DIRECTIONS =
Your task is to filter the data below down to the lines holding "object".

(Stored data)
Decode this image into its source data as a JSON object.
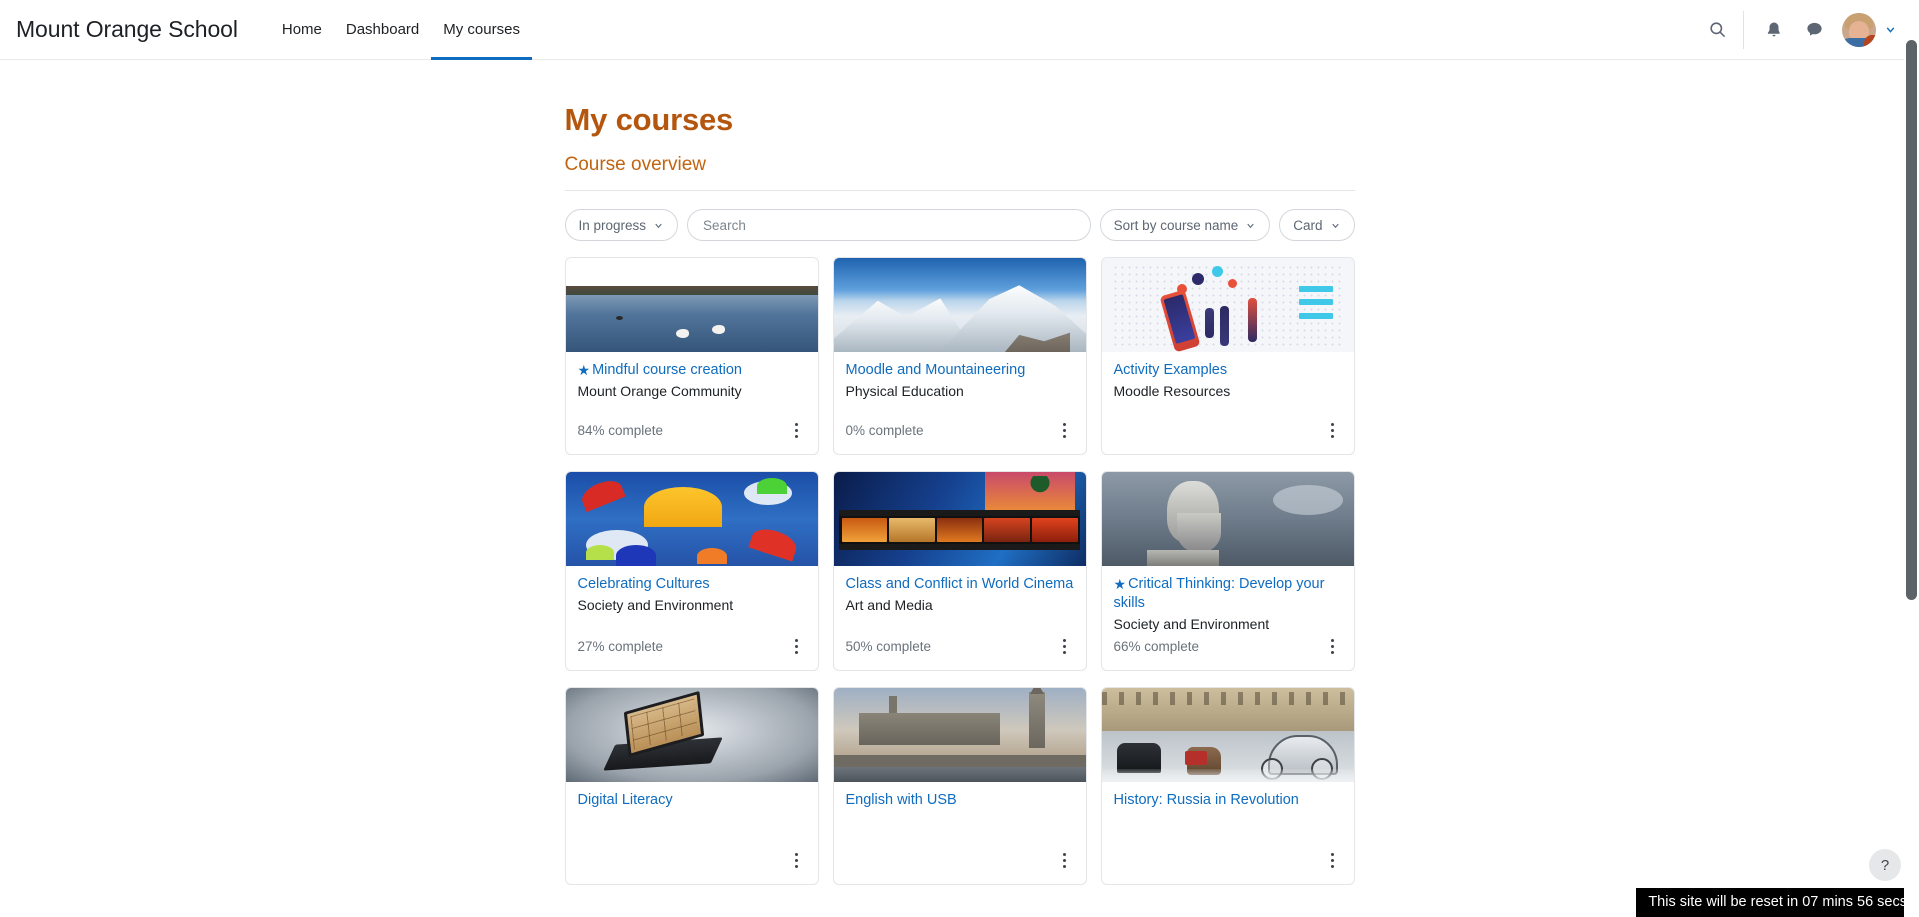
{
  "navbar": {
    "brand": "Mount Orange School",
    "links": [
      {
        "label": "Home",
        "active": false
      },
      {
        "label": "Dashboard",
        "active": false
      },
      {
        "label": "My courses",
        "active": true
      }
    ],
    "icons": {
      "search": "search-icon",
      "notifications": "bell-icon",
      "messages": "message-bubble-icon",
      "avatar": "user-avatar",
      "chevron": "chevron-down-icon"
    }
  },
  "page": {
    "title": "My courses",
    "overview_title": "Course overview"
  },
  "toolbar": {
    "filter": "In progress",
    "search_placeholder": "Search",
    "search_value": "",
    "sort": "Sort by course name",
    "view": "Card"
  },
  "courses": [
    {
      "title": "Mindful course creation",
      "category": "Mount Orange Community",
      "progress": "84% complete",
      "starred": true,
      "art": "art-lake"
    },
    {
      "title": "Moodle and Mountaineering",
      "category": "Physical Education",
      "progress": "0% complete",
      "starred": false,
      "art": "art-mountain"
    },
    {
      "title": "Activity Examples",
      "category": "Moodle Resources",
      "progress": "",
      "starred": false,
      "art": "art-activity"
    },
    {
      "title": "Celebrating Cultures",
      "category": "Society and Environment",
      "progress": "27% complete",
      "starred": false,
      "art": "art-umbrella"
    },
    {
      "title": "Class and Conflict in World Cinema",
      "category": "Art and Media",
      "progress": "50% complete",
      "starred": false,
      "art": "art-film"
    },
    {
      "title": "Critical Thinking: Develop your skills",
      "category": "Society and Environment",
      "progress": "66% complete",
      "starred": true,
      "art": "art-statue"
    },
    {
      "title": "Digital Literacy",
      "category": "",
      "progress": "",
      "starred": false,
      "art": "art-laptop"
    },
    {
      "title": "English with USB",
      "category": "",
      "progress": "",
      "starred": false,
      "art": "art-london"
    },
    {
      "title": "History: Russia in Revolution",
      "category": "",
      "progress": "",
      "starred": false,
      "art": "art-russia"
    }
  ],
  "help_button": "?",
  "toast": "This site will be reset in 07 mins 56 secs",
  "colors": {
    "brand_orange": "#b5560e",
    "subtitle_orange": "#c2640f",
    "link_blue": "#0f6cbf",
    "active_tab": "#0f6cbf",
    "muted_text": "#6a737c",
    "toast_bg": "#000000"
  }
}
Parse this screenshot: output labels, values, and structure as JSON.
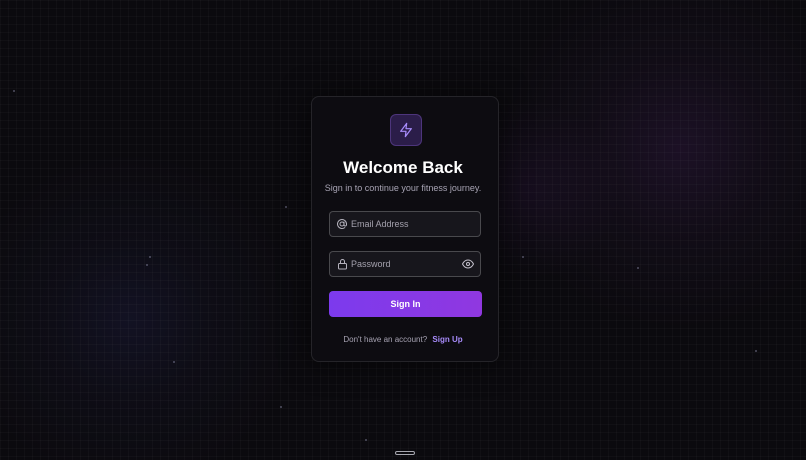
{
  "login": {
    "title": "Welcome Back",
    "subtitle": "Sign in to continue your fitness journey.",
    "email": {
      "placeholder": "Email Address",
      "value": "",
      "icon": "at-sign-icon"
    },
    "password": {
      "placeholder": "Password",
      "value": "",
      "icon": "lock-icon",
      "toggle_icon": "eye-icon"
    },
    "submit_label": "Sign In",
    "footer": {
      "question": "Don't have an account?",
      "signup_label": "Sign Up"
    },
    "logo_icon": "lightning-bolt-icon"
  },
  "colors": {
    "accent": "#7c3aed",
    "accent_light": "#a78bfa",
    "background": "#0b0a0e",
    "card": "#0d0c11"
  }
}
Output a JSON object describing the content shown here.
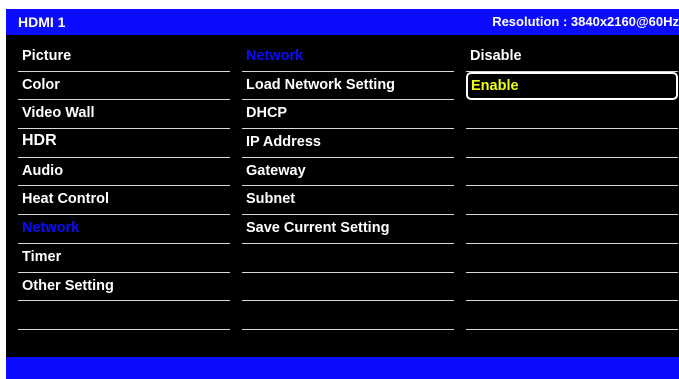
{
  "header": {
    "source": "HDMI 1",
    "resolution": "Resolution : 3840x2160@60Hz"
  },
  "main_menu": {
    "items": [
      {
        "label": "Picture"
      },
      {
        "label": "Color"
      },
      {
        "label": "Video Wall"
      },
      {
        "label": "HDR"
      },
      {
        "label": "Audio"
      },
      {
        "label": "Heat Control"
      },
      {
        "label": "Network",
        "state": "active"
      },
      {
        "label": "Timer"
      },
      {
        "label": "Other Setting"
      }
    ]
  },
  "submenu": {
    "title": "Network",
    "items": [
      {
        "label": "Load Network Setting"
      },
      {
        "label": "DHCP"
      },
      {
        "label": "IP Address"
      },
      {
        "label": "Gateway"
      },
      {
        "label": "Subnet"
      },
      {
        "label": "Save Current Setting"
      }
    ]
  },
  "options": {
    "items": [
      {
        "label": "Disable"
      },
      {
        "label": "Enable",
        "state": "selected"
      }
    ]
  },
  "colors": {
    "accent_blue": "#0b0bff",
    "highlight_yellow": "#f0ff10",
    "background": "#000000",
    "text": "#ffffff"
  }
}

SOLUTION TO THE EXERCISE =
Decode this image into its source data as a JSON object.
Output a JSON object describing the content shown here.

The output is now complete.